Goal. Single out each line with the word "this" and copy it.

========

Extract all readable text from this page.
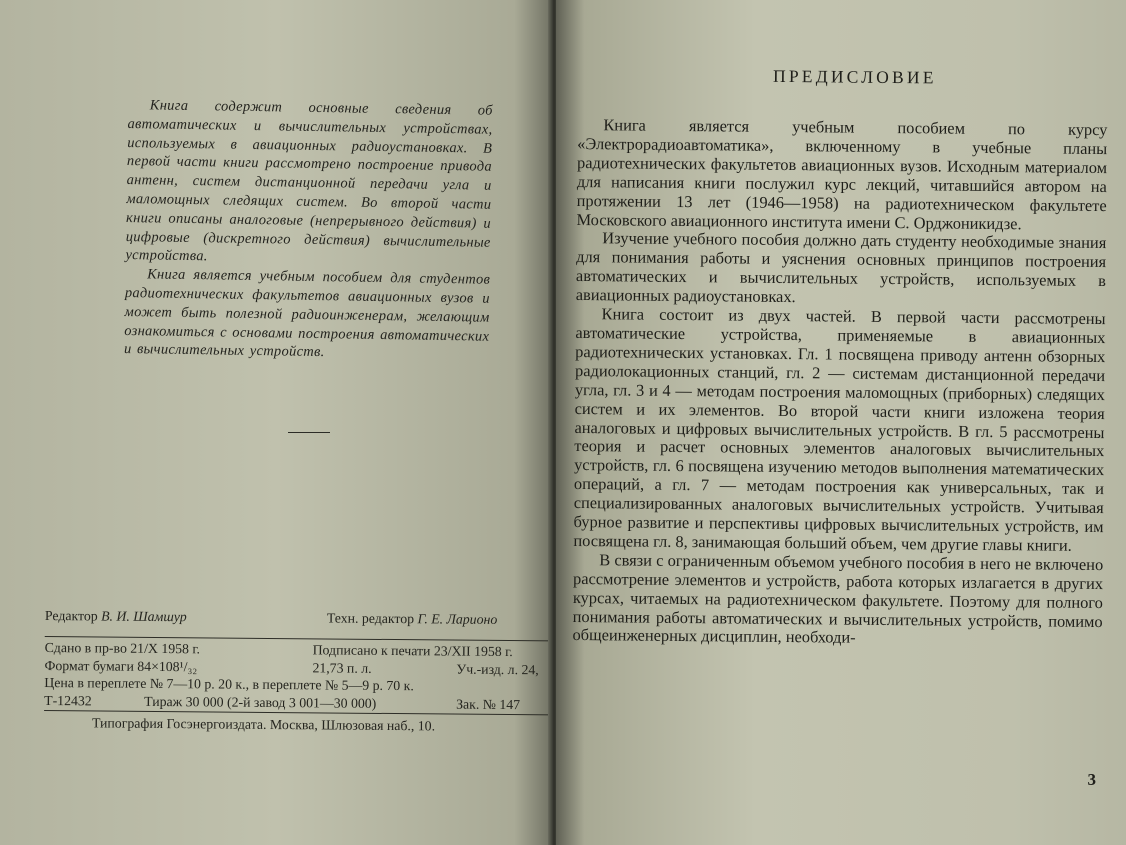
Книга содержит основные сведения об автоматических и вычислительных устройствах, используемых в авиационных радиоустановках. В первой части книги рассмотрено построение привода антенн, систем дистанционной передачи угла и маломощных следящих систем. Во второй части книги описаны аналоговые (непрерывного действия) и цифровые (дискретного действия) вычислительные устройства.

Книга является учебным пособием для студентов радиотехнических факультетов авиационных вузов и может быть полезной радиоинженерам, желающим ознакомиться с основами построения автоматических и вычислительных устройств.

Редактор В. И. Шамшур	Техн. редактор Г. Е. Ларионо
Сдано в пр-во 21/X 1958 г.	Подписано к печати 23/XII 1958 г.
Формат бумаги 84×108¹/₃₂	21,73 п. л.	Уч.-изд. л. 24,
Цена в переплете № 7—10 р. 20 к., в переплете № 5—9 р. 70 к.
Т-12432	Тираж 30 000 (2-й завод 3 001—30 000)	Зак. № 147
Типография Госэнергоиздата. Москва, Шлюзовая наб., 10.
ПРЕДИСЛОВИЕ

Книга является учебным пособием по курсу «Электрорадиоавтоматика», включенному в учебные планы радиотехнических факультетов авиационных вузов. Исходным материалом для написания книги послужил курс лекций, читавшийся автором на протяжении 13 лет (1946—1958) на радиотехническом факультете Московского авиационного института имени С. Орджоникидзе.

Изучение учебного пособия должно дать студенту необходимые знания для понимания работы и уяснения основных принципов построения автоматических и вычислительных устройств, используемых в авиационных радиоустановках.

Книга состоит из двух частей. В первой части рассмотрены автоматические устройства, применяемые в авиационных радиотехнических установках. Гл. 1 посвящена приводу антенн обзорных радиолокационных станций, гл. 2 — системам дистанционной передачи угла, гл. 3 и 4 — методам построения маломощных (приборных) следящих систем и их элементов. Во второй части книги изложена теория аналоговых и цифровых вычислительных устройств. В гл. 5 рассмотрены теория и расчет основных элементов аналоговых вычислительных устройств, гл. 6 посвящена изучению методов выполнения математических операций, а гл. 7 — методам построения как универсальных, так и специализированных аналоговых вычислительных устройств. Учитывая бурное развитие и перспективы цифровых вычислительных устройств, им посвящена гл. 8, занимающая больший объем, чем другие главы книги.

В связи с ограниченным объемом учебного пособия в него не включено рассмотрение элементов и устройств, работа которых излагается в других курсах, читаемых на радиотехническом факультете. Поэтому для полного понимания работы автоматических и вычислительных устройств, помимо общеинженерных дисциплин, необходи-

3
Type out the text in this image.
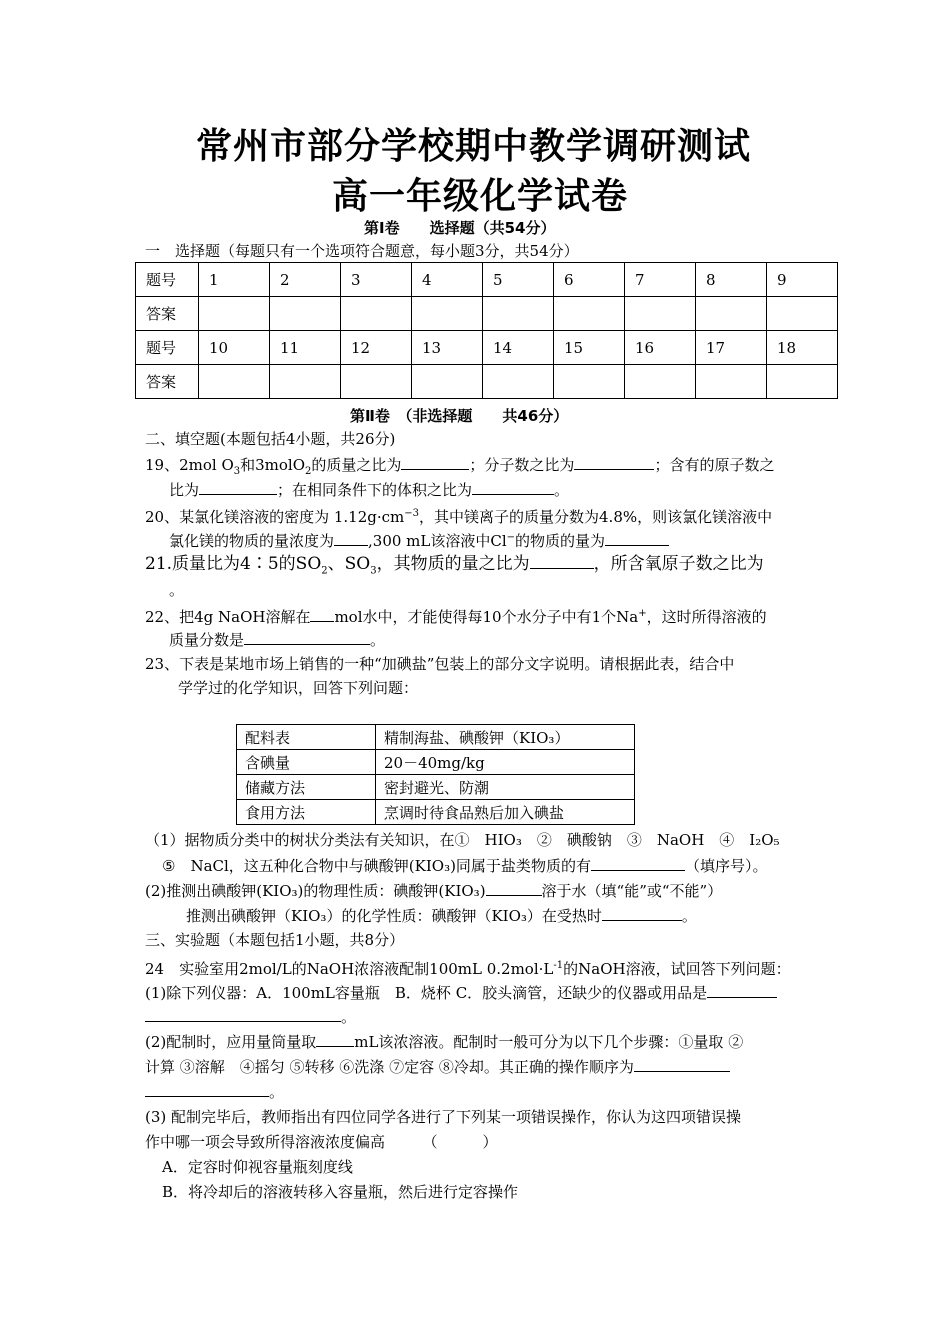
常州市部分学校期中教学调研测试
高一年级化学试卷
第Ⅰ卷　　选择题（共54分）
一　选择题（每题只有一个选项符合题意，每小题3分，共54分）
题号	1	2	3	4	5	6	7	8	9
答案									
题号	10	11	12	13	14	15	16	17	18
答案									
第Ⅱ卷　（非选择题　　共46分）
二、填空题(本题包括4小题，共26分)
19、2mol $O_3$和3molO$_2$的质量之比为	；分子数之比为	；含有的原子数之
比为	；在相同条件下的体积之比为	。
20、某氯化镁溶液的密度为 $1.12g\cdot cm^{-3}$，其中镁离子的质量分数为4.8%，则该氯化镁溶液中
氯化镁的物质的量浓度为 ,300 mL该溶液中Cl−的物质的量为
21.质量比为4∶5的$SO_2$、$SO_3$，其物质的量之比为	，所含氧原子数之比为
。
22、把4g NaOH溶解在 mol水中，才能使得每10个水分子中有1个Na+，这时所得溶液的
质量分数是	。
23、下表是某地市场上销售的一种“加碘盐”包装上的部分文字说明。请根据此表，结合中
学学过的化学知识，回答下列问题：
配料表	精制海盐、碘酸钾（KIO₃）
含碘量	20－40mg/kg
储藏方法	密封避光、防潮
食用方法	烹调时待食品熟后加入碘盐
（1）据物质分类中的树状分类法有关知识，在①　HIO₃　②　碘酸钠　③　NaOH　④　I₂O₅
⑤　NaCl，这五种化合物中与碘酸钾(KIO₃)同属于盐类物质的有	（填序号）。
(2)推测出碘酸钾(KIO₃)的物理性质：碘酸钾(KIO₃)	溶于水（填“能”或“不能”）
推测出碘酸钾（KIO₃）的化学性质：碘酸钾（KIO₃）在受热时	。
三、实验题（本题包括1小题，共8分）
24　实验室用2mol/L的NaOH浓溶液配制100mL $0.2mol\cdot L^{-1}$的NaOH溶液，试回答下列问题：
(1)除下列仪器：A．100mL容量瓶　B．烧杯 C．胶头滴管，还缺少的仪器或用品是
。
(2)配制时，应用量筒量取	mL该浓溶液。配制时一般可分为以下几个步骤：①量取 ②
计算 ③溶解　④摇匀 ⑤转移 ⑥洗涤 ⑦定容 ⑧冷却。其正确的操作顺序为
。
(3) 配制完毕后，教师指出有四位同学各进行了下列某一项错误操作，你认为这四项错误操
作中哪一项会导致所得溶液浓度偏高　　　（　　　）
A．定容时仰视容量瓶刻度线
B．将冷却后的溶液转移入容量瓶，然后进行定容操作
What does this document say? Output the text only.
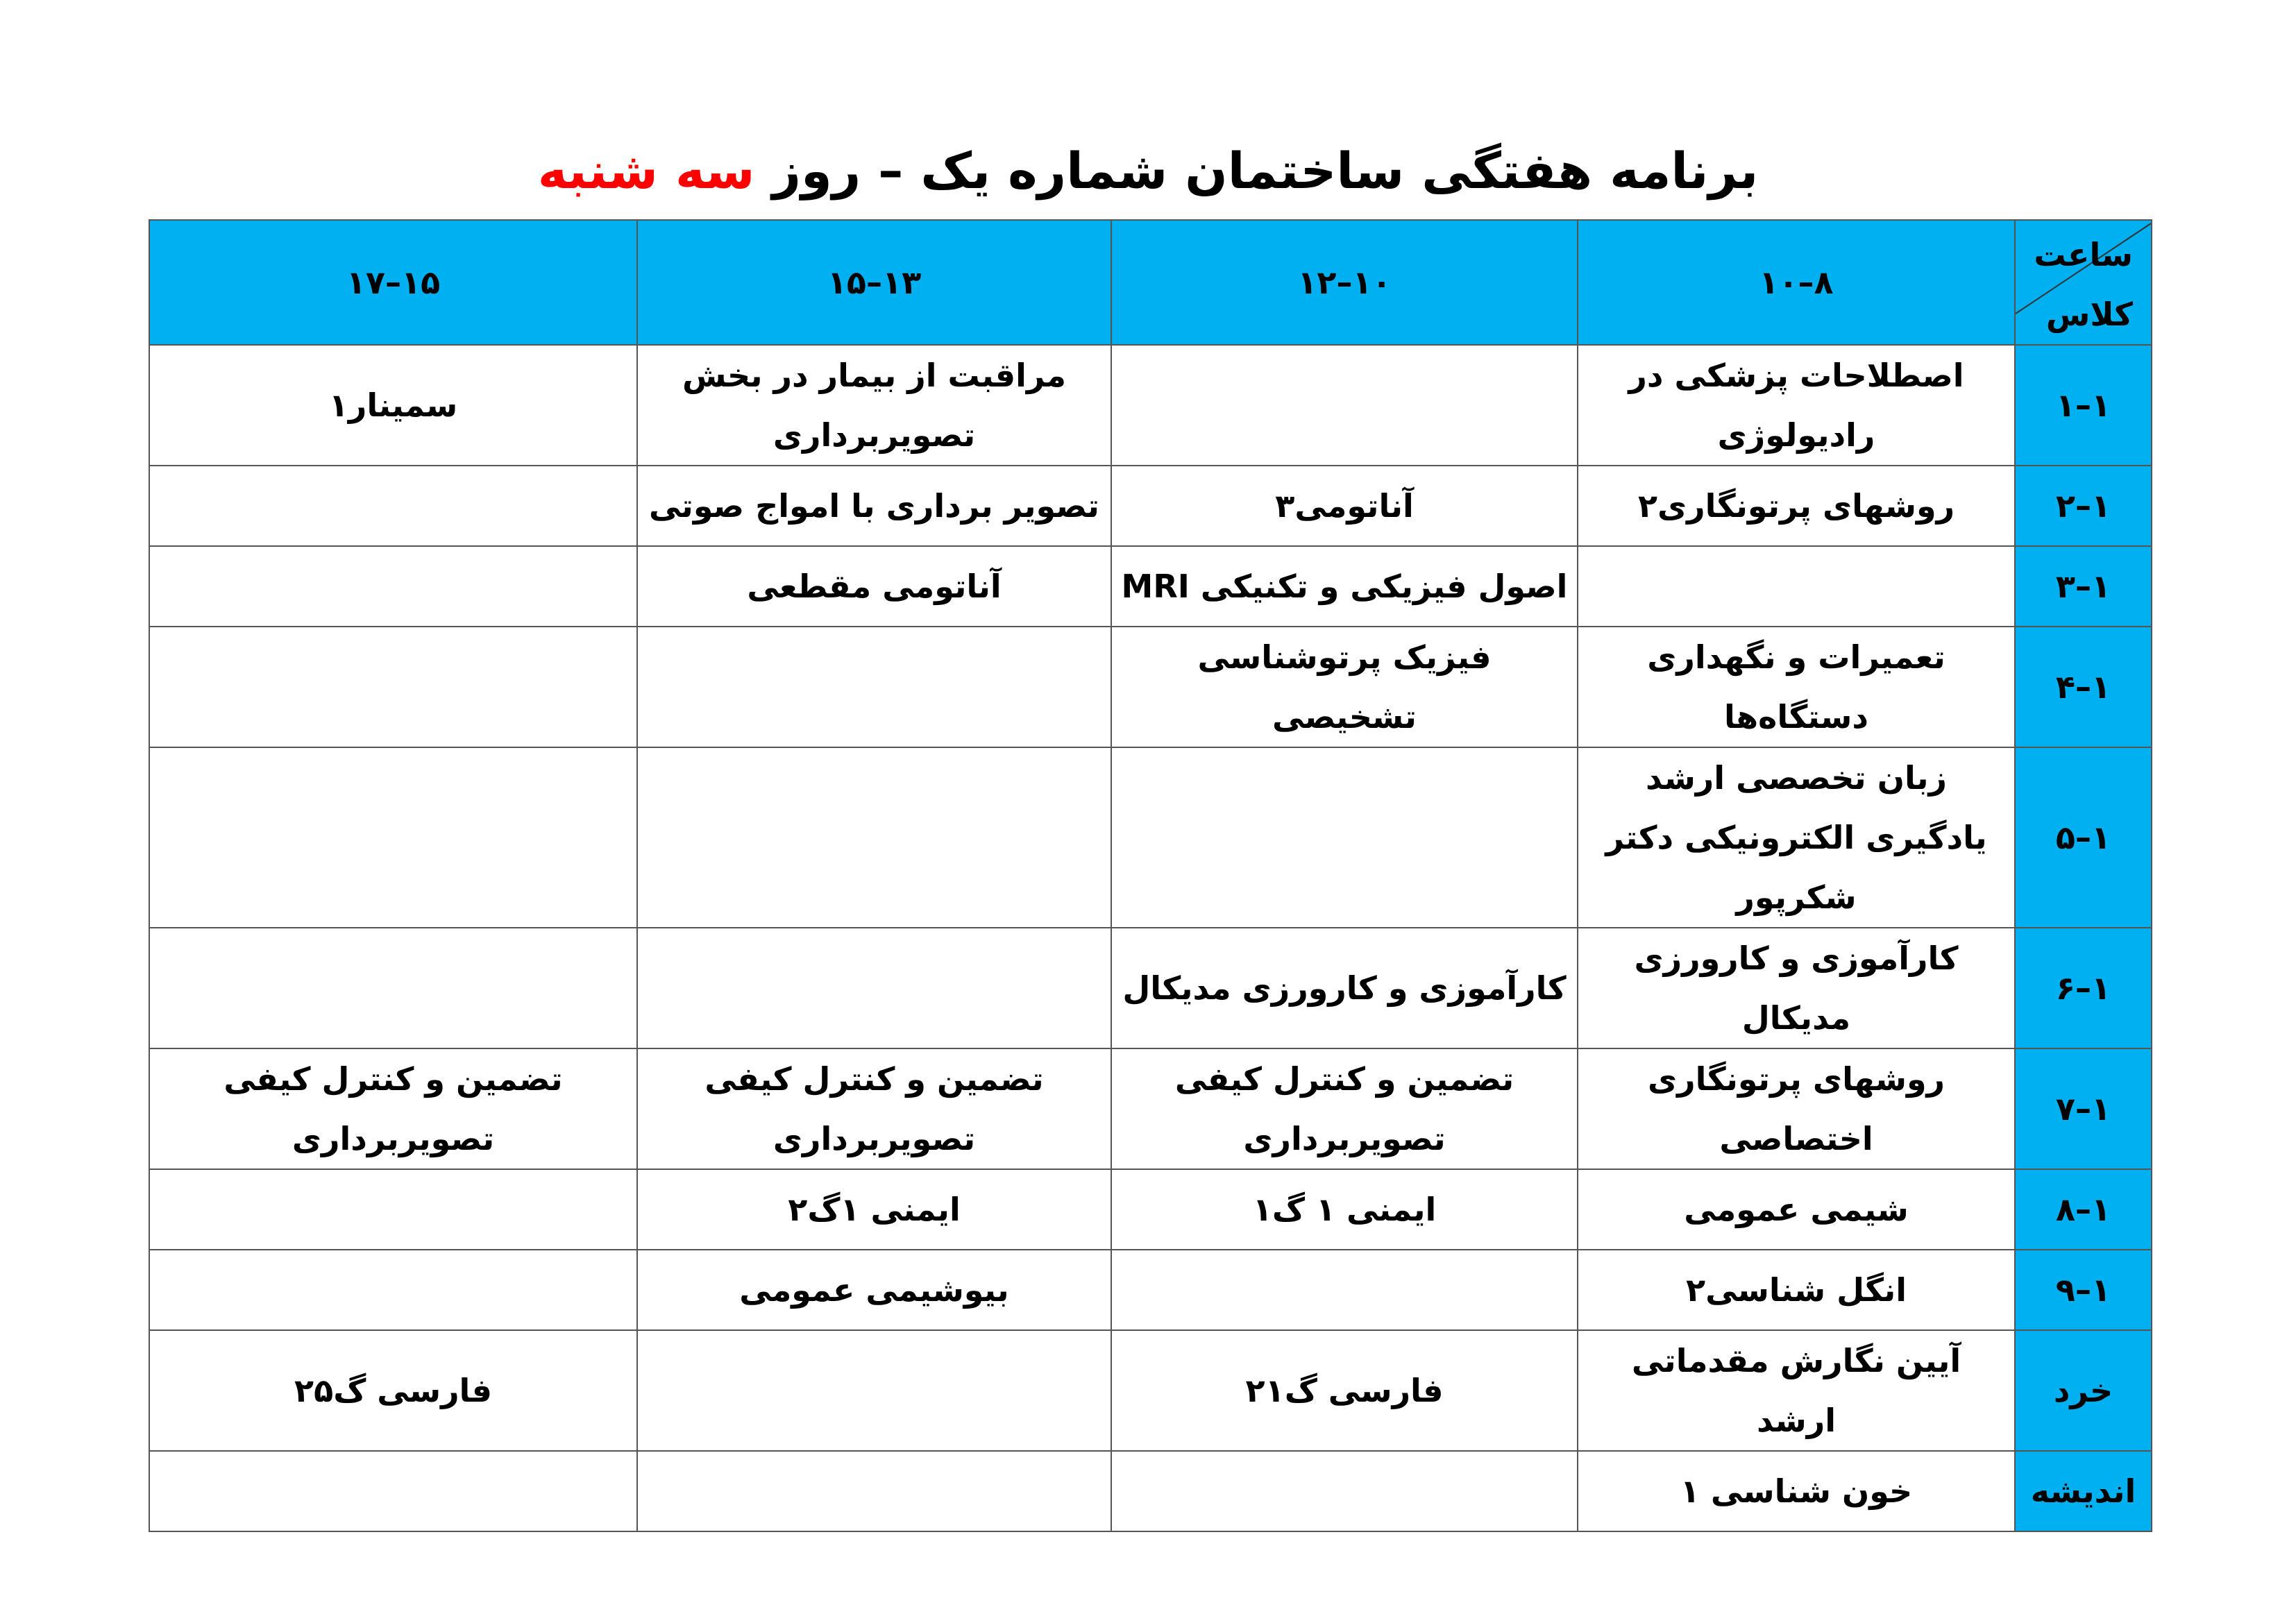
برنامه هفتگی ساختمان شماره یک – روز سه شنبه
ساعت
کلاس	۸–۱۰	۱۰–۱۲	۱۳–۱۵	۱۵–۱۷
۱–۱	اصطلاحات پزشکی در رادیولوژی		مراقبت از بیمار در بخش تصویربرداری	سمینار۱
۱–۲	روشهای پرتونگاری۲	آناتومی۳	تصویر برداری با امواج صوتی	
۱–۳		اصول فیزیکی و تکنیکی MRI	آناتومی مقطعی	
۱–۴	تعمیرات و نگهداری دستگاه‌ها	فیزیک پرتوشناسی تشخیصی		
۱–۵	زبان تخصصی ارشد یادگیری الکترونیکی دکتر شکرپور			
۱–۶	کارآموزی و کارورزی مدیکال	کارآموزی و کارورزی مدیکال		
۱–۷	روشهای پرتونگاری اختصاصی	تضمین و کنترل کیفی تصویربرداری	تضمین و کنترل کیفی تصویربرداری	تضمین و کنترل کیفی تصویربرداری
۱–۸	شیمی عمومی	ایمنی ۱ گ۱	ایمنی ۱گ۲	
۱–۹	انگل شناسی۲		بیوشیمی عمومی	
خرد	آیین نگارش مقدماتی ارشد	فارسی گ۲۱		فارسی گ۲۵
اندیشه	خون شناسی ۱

========

Correct result.
Extract all readable text from this page.
Type out the text in this image.
What does this document say? Output the text only.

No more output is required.